** Start **
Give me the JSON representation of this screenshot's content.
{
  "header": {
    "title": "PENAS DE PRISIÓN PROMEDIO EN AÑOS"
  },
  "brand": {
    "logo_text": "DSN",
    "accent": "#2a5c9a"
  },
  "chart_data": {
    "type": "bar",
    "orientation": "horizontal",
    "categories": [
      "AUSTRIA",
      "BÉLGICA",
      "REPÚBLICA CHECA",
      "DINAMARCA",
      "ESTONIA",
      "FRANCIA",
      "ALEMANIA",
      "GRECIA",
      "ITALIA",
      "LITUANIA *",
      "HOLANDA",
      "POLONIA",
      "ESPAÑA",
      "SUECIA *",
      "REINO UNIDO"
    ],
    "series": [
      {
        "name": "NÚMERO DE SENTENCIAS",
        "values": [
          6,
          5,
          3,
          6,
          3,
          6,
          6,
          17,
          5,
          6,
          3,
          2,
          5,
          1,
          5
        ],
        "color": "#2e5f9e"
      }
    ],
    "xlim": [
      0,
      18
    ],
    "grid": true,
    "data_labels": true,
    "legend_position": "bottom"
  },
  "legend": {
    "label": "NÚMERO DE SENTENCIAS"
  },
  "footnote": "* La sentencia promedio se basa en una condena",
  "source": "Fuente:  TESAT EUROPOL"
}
** End **
== BRIEF ==
Look over the material above and show each line where "SENTENCIAS" appears.

== RESULT BELOW ==
        "name": "NÚMERO DE SENTENCIAS",
    "label": "NÚMERO DE SENTENCIAS"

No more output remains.